─── DOCUMENT EXTRACT ───

# Fourier series of a function defined by parts

• Oct 30th 2009, 01:24 AM
javicg
Fourier series of a function defined by parts
I'm having trouble with the following question. Any help is appreciated.

Calculate the Fourier series for

$\displaystyle f(x) = \left\{\begin{array}{rl} x^2, & 0 \le x \le \pi \\ -x^2, & -\pi \le x \le 0, \end{array}\right.$

and $\displaystyle f (x+2\pi) = f(x), \forall x \in \mathbb{R}$. Given that $\displaystyle \sum_{n=1}^{\infty} \frac{1 - (-1)^n}{n^4} = \frac{n^4}{48},$ find the value of $\displaystyle \sum_{n=1}^{\infty} \frac{1 - (-1)^n}{n^6} = \sum_{n=1}^{\infty} \frac1{(2n+1)^6}$
• Oct 30th 2009, 04:28 AM
CaptainBlack
Quote:

Originally Posted by javicg
I'm having trouble with the following question. Any help is appreciated.

Calculate the Fourier series for

$\displaystyle f(x) = \left\{\begin{array}{rl} x^2, & 0 \le x \le \pi \\ -x^2, & -\pi \le x \le 0, \end{array}\right.$

and $\displaystyle f (x+2\pi) = f(x), \forall x \in \mathbb{R}$. Given that $\displaystyle \sum_{n=1}^{\infty} \frac{1 - (-1)^n}{n^4} = \frac{n^4}{48},$ find the value of $\displaystyle \sum_{n=1}^{\infty} \frac{1 - (-1)^n}{n^6} = \sum_{n=1}^{\infty} \frac1{(2n+1)^6}$

What exactly is/are the problem/s?

You know the definition of the Fourier series, and you have the definition of the function, what have you done with this knowledge?

Also the last sentence does not appear to be connected to the rest of the question.

CB

─── DATA PROVIDED ───

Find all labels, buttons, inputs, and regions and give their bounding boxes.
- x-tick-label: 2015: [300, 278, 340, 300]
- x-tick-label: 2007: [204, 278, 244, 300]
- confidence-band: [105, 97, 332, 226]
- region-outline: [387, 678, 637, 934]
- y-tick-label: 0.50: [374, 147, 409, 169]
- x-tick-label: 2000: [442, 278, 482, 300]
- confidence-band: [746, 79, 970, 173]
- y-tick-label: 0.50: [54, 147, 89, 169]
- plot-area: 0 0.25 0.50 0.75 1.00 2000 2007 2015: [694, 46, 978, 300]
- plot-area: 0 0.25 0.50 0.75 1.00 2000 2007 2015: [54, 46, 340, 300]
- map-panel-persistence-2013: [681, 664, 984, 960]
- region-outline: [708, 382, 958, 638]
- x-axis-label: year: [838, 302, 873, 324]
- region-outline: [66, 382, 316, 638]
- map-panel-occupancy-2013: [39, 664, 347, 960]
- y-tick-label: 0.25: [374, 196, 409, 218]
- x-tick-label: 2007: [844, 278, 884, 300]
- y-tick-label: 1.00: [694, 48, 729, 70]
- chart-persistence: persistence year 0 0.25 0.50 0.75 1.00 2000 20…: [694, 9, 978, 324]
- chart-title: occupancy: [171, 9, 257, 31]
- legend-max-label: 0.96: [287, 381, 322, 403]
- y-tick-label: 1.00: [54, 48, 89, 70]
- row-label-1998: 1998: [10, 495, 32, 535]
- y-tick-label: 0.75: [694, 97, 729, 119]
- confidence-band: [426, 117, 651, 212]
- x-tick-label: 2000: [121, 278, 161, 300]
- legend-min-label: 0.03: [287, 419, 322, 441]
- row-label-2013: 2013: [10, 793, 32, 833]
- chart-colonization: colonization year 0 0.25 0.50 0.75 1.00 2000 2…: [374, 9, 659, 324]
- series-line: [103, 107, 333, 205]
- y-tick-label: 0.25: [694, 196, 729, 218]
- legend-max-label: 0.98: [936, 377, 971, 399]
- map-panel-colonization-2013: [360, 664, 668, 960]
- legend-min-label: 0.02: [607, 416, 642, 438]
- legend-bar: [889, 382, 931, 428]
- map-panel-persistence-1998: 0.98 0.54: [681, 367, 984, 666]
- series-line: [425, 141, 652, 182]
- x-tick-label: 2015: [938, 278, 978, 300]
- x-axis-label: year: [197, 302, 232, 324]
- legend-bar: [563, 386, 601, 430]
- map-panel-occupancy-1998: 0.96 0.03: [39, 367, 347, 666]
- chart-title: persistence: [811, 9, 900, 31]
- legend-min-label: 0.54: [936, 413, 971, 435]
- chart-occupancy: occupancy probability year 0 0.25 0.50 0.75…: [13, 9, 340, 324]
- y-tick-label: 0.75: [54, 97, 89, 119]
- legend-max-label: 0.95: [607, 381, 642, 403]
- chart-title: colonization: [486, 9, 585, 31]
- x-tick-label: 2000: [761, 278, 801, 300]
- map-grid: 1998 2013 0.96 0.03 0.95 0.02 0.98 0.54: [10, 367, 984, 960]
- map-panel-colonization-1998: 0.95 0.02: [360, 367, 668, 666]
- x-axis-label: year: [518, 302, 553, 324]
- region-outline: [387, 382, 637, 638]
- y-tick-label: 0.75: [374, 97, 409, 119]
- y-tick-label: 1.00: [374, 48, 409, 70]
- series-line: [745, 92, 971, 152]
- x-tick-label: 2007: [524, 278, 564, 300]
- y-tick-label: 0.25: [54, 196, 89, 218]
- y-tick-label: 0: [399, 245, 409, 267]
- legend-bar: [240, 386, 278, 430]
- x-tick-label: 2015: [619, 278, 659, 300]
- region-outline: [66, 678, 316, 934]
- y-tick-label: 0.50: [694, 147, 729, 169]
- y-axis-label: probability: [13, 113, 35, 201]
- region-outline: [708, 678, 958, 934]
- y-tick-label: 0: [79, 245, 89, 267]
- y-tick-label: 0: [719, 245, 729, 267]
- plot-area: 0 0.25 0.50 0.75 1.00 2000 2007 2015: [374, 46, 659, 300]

───

SHORT TASK 1:
Answer these questions about the Fourier series forum thread:
(a) What is f(x) equal to on the interval 0 ≤ x ≤ π?
(b) At what date and time was the reply from CaptainBlack posted?
(c) What does the reply say about the last sentence of the question?
SHORT TASK 2:
Transcribe the Fourier series forum thread from "Originally Posted by" to "with this knowledge?".

TASK ANSWER 1:
(a) x^2
(b) Oct 30th 2009, 04:28 AM
(c) It does not appear to be connected to the rest of the question.

TASK ANSWER 2:
Originally Posted by javicg
I'm having trouble with the following question. Any help is appreciated.

Calculate the Fourier series for

$\displaystyle f(x) = \left\{\begin{array}{rl} x^2, & 0 \le x \le \pi \\ -x^2, & -\pi \le x \le 0, \end{array}\right.$

and $\displaystyle f (x+2\pi) = f(x), \forall x \in \mathbb{R}$. Given that $\displaystyle \sum_{n=1}^{\infty} \frac{1 - (-1)^n}{n^4} = \frac{n^4}{48},$ find the value of $\displaystyle \sum_{n=1}^{\infty} \frac{1 - (-1)^n}{n^6} = \sum_{n=1}^{\infty} \frac1{(2n+1)^6}$

What exactly is/are the problem/s?

You know the definition of the Fourier series, and you have the definition of the function, what have you done with this knowledge?